Trecho da página
----
Pálio Episcopal e a Festa de Santa Inês

Você já deve ter observado que o Cardeal Dom Sergio da Rocha utiliza uma faixa de lã branca sobre os ombros, não é mesmo? Mas, você sabe o significado desta vestimenta?

Derivado do latim (pallium), o pálio é uma vestimenta litúrgica que consiste em uma faixa de lã branca recebida por cada arcebispo metropolitano, dotada de rico simbolismo. Possui cerca de cinco centímetros de largura, dois apêndices, um na frente e outro nas costas, e seis cruzes bordadas com lã preta, recordando as chagas de Cristo. O pálio simboliza a unidade com o Papa, sucessor de Pedro. Colocado sobre os ombros do arcebispo, representa também a ovelha carregada pelo pastor, sinal da missão pastoral em comunhão com a Santa Sé.
----
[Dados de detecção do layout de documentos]
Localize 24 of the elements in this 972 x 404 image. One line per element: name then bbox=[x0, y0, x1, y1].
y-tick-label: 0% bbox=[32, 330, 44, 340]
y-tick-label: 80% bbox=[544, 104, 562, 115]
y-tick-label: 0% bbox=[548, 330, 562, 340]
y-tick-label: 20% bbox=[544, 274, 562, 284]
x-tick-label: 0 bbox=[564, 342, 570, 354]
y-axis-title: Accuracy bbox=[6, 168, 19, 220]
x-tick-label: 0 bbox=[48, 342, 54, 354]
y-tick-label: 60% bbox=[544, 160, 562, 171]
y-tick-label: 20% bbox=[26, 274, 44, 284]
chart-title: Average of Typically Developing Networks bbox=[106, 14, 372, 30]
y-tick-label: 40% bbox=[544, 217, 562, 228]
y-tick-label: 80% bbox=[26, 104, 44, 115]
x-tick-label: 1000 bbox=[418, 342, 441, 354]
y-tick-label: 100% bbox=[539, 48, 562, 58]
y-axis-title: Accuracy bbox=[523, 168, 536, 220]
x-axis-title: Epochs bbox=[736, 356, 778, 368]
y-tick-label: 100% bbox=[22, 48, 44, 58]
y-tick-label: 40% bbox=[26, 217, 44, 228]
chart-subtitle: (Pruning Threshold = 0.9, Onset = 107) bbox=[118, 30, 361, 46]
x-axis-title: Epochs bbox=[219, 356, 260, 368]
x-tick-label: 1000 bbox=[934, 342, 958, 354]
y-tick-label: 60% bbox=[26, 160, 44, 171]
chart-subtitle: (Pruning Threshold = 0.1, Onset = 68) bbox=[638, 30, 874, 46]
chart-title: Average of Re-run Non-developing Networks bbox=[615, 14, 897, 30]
----
Tarefa A
Digite novamente o trecho do texto sobre o pálio, começando em "Pálio Episcopal e" e seguindo até "a Santa Sé.".
Tarefa B
De acordo com o texto sobre o pálio, quantas cruzes são bordadas nessa vestimenta?
Tarefa C
Liste as características físicas do pálio descritas no texto sobre o pálio.

Resultado do exercício A
Pálio Episcopal e a Festa de Santa Inês

Você já deve ter observado que o Cardeal Dom Sergio da Rocha utiliza uma faixa de lã branca sobre os ombros, não é mesmo? Mas, você sabe o significado desta vestimenta?

Derivado do latim (pallium), o pálio é uma vestimenta litúrgica que consiste em uma faixa de lã branca recebida por cada arcebispo metropolitano, dotada de rico simbolismo. Possui cerca de cinco centímetros de largura, dois apêndices, um na frente e outro nas costas, e seis cruzes bordadas com lã preta, recordando as chagas de Cristo. O pálio simboliza a unidade com o Papa, sucessor de Pedro. Colocado sobre os ombros do arcebispo, representa também a ovelha carregada pelo pastor, sinal da missão pastoral em comunhão com a Santa Sé.

Resultado do exercício B
Seis cruzes, bordadas com lã preta.

Resultado do exercício C
- Faixa de lã branca
- Cerca de cinco centímetros de largura
- Dois apêndices, um na frente e outro nas costas
- Seis cruzes bordadas com lã preta